> _Work to complete_: Below, find each line holding "Greater" and state how many there are, using the number alone.

> _Data records_:
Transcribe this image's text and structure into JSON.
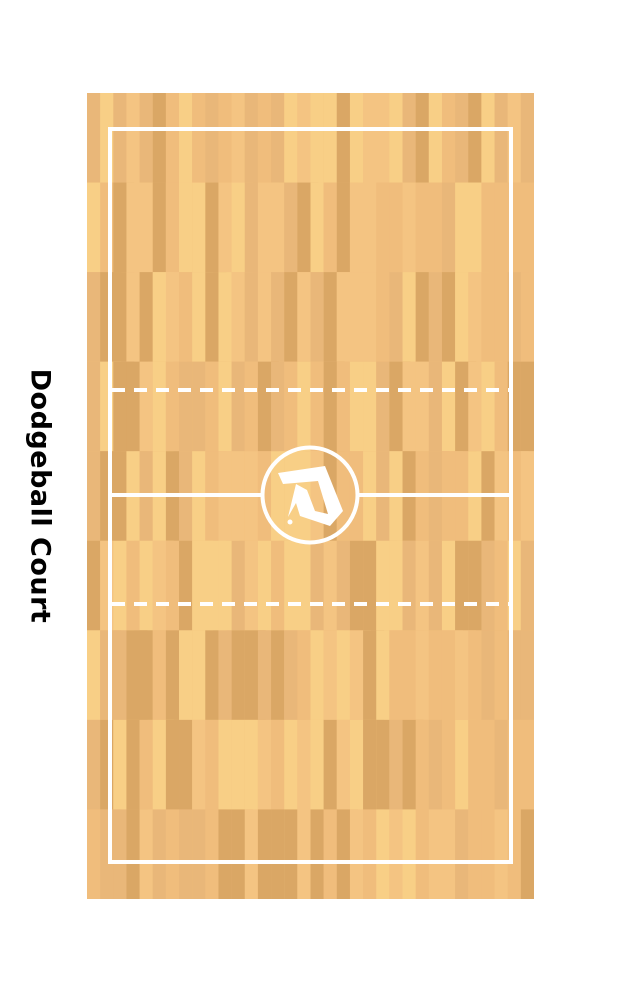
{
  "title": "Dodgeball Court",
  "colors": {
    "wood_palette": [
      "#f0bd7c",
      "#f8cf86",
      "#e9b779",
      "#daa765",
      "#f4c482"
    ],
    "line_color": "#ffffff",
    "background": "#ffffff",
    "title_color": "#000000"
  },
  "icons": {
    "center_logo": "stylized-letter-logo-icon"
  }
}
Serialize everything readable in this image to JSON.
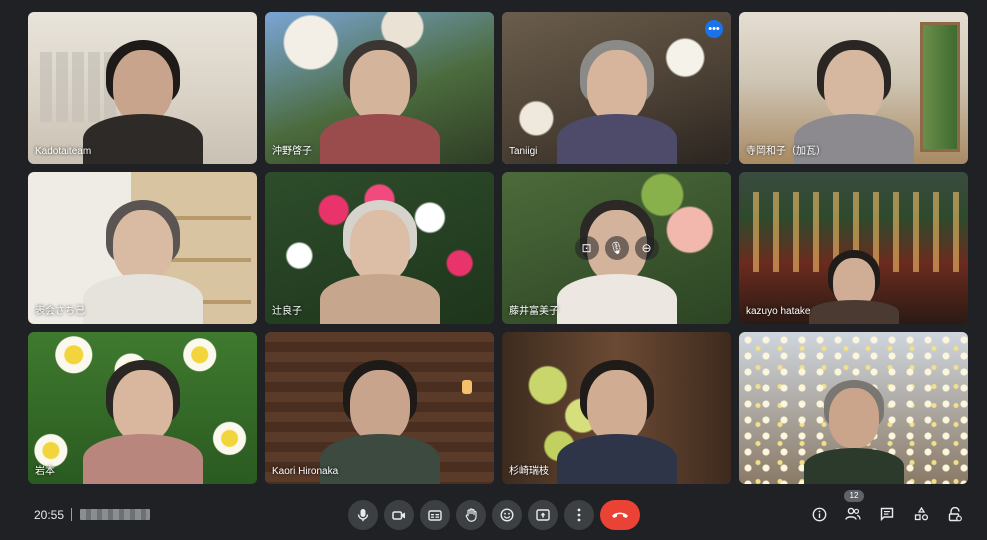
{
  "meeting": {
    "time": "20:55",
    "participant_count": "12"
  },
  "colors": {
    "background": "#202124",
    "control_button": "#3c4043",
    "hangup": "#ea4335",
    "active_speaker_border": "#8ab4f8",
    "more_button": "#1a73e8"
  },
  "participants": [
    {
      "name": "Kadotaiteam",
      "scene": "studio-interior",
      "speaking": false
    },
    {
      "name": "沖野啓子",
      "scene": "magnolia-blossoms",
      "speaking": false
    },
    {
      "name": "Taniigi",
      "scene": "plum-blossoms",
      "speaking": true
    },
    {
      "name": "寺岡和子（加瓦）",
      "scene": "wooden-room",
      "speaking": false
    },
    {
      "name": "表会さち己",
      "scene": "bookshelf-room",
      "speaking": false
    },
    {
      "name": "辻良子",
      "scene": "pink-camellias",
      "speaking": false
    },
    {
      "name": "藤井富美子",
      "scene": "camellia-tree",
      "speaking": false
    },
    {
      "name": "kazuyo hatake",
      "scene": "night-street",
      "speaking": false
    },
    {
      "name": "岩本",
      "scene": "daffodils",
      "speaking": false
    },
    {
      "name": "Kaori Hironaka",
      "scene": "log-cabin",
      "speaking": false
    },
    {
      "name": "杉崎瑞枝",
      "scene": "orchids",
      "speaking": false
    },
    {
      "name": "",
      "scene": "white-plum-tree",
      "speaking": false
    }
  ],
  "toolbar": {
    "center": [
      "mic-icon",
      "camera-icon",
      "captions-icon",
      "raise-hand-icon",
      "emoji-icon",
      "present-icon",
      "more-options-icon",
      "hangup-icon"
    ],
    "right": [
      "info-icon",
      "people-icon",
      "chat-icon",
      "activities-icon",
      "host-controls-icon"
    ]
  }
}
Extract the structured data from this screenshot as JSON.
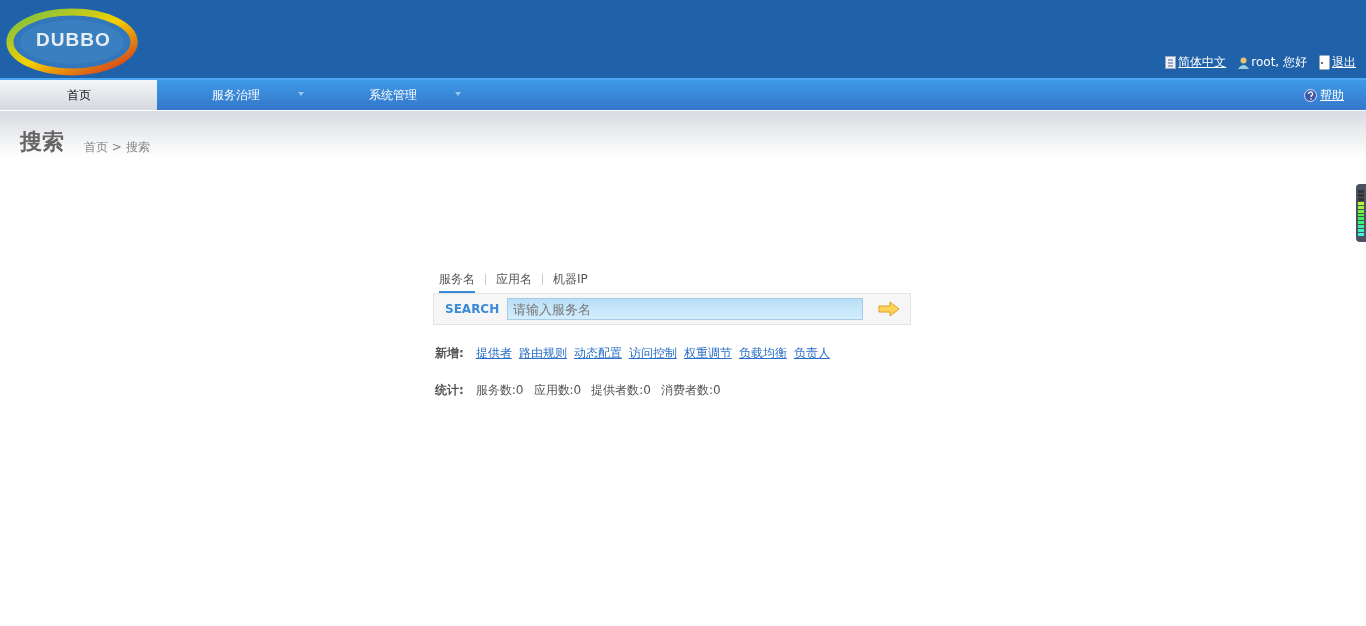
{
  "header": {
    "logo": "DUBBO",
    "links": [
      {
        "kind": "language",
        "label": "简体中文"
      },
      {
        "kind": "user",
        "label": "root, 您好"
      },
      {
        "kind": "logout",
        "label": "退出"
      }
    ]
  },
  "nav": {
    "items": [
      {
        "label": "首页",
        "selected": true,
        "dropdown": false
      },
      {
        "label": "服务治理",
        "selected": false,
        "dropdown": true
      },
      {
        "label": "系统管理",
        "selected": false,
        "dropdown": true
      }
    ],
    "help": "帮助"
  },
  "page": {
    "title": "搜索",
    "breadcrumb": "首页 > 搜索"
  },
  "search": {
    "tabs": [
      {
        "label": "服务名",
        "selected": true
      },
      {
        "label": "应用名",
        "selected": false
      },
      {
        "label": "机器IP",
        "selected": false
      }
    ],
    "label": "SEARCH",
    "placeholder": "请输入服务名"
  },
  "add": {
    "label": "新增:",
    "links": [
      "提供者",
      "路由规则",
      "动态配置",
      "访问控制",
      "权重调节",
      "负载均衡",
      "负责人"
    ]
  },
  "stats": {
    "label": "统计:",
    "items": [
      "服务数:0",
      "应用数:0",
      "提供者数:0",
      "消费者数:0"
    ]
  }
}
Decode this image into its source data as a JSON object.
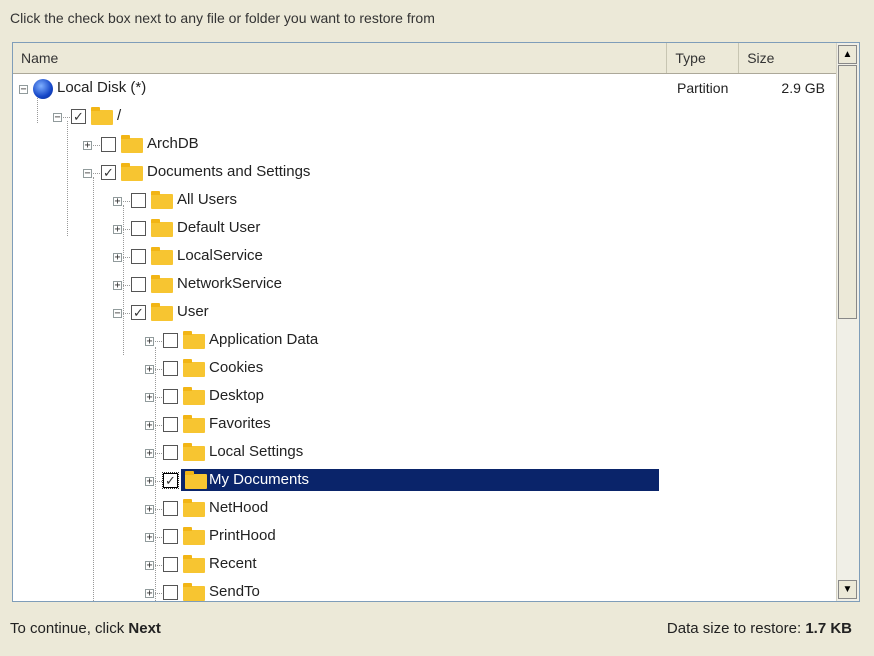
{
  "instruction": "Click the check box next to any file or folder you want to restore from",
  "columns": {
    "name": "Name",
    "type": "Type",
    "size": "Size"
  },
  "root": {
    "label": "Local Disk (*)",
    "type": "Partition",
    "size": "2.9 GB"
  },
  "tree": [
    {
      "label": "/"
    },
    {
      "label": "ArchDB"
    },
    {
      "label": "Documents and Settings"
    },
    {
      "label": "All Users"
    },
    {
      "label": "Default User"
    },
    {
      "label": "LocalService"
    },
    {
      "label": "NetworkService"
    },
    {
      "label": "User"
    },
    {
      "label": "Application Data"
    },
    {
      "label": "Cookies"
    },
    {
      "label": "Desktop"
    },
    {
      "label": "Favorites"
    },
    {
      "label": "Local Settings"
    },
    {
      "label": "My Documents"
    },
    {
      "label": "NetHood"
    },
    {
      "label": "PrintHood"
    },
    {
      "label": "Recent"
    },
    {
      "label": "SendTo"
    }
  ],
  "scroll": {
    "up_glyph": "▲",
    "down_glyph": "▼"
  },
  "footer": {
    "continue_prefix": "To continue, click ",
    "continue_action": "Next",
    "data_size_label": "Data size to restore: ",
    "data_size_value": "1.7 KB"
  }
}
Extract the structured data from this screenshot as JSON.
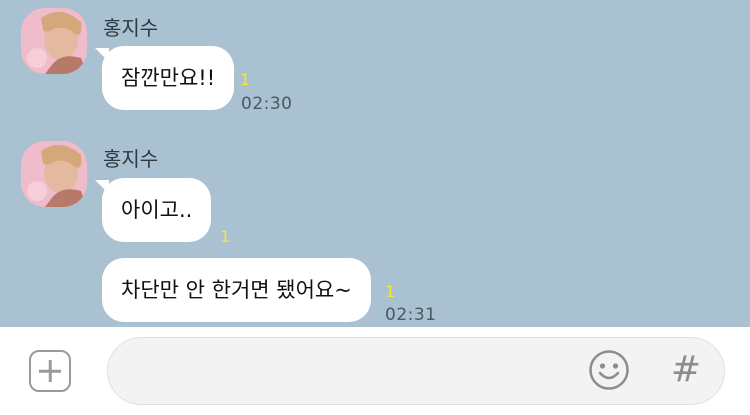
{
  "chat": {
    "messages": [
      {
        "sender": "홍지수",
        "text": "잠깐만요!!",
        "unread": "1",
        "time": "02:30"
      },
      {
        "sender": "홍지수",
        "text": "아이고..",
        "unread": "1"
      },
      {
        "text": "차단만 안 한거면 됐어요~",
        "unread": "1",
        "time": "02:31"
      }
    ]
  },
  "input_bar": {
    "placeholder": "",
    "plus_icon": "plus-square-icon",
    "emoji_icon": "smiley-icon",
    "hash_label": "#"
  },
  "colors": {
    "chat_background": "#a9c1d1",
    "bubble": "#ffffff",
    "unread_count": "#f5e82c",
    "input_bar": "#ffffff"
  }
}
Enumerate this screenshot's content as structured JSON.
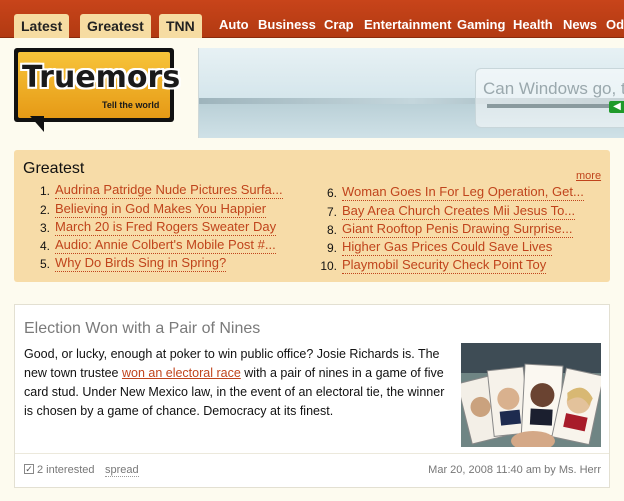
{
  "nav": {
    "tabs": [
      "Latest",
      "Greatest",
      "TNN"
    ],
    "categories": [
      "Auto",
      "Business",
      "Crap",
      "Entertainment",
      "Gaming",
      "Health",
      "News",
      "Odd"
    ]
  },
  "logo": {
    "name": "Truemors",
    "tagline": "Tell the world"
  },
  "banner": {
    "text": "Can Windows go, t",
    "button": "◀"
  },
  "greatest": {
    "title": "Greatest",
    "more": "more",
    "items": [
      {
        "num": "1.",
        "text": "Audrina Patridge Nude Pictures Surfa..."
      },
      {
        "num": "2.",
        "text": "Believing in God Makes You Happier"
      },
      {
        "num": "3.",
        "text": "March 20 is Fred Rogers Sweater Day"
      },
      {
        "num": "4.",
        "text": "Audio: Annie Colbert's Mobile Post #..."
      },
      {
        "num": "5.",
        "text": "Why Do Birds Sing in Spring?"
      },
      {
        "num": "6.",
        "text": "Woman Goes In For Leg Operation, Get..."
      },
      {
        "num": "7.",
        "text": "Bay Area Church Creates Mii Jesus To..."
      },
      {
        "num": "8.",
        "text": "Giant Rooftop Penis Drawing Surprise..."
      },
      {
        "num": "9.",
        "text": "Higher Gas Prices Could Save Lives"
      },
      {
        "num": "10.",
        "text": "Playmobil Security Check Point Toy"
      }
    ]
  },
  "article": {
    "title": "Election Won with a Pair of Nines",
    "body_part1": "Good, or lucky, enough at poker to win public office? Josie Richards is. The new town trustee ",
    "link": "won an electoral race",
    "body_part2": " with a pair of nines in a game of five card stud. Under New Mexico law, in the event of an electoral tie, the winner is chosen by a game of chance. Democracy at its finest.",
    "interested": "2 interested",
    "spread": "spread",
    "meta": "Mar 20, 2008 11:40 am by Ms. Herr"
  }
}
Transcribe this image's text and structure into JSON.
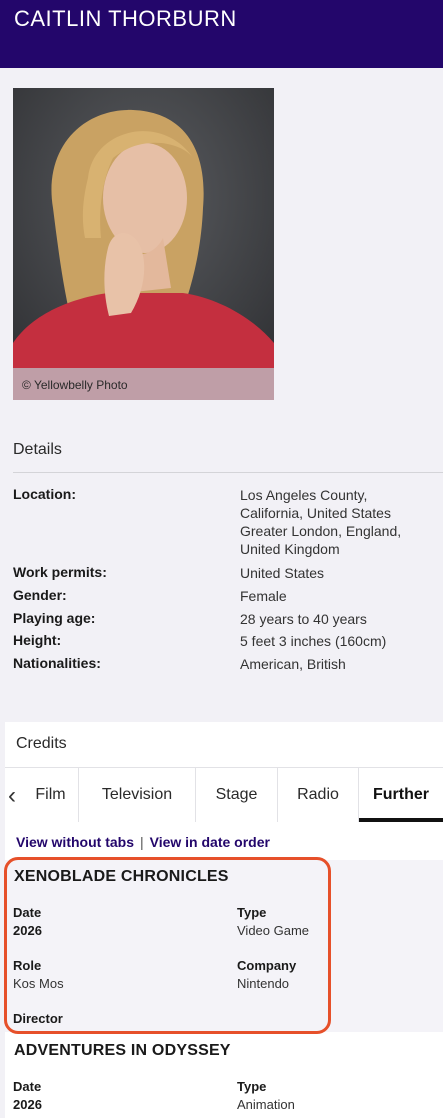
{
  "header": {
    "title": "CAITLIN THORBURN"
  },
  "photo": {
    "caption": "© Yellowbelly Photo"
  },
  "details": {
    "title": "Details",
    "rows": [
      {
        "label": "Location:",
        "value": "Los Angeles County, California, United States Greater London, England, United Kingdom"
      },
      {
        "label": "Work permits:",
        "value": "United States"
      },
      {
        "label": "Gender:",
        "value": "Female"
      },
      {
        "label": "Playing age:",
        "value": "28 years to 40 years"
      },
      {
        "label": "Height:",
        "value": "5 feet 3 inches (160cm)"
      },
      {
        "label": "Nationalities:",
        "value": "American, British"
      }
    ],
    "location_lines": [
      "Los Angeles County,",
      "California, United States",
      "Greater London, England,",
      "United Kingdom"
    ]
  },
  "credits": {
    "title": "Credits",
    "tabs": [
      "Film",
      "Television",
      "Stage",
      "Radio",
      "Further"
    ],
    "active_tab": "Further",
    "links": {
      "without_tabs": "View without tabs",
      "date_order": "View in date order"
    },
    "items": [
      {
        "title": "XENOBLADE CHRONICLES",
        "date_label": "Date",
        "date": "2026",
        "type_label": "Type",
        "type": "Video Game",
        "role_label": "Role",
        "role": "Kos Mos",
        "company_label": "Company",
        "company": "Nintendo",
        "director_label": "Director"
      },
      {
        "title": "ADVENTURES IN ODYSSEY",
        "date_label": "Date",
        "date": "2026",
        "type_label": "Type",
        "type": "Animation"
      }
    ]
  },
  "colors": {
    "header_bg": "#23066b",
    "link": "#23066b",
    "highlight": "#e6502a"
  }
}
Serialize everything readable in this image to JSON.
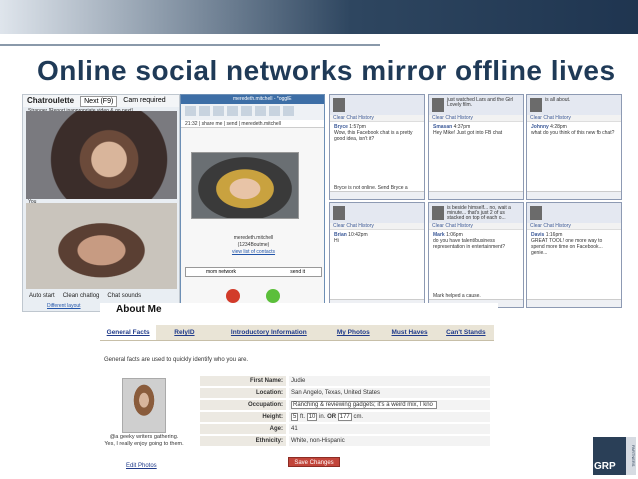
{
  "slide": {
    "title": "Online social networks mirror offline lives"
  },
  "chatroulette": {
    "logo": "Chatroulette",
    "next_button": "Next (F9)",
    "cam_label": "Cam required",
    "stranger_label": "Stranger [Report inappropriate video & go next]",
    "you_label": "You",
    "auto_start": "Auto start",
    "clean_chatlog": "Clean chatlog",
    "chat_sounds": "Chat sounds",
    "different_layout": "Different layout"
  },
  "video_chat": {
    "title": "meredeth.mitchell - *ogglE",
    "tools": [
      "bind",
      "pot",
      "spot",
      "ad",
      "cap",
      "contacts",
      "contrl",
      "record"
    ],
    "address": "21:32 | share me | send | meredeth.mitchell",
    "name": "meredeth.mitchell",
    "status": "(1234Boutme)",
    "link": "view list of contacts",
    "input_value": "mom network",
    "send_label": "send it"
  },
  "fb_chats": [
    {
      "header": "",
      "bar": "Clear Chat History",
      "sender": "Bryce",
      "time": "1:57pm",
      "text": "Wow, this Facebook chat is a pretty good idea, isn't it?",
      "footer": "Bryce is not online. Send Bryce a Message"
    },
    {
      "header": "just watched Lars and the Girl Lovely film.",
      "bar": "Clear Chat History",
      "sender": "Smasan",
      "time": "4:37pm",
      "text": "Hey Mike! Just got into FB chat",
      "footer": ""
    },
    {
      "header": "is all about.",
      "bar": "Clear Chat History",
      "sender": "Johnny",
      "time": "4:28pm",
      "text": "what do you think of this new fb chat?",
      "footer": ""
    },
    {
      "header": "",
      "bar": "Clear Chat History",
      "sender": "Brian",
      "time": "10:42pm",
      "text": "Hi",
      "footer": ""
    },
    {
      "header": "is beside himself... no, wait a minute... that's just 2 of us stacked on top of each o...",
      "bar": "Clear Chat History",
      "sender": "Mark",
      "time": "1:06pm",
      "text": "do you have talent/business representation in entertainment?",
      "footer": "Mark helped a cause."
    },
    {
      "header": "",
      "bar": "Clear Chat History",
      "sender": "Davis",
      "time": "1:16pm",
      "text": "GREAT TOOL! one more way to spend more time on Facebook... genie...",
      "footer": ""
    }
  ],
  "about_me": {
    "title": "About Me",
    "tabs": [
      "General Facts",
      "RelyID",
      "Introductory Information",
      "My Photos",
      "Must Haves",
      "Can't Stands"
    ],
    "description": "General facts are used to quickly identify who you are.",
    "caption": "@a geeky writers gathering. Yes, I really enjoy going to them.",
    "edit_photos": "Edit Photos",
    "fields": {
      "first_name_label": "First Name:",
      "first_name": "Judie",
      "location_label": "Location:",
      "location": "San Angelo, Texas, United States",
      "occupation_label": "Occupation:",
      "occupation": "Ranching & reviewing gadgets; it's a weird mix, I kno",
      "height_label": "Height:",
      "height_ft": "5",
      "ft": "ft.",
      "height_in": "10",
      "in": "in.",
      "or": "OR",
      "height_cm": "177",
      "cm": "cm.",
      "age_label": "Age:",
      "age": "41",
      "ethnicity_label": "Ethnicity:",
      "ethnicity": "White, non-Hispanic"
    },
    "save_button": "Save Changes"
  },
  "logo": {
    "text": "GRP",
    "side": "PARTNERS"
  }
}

> _Exercise result_: 2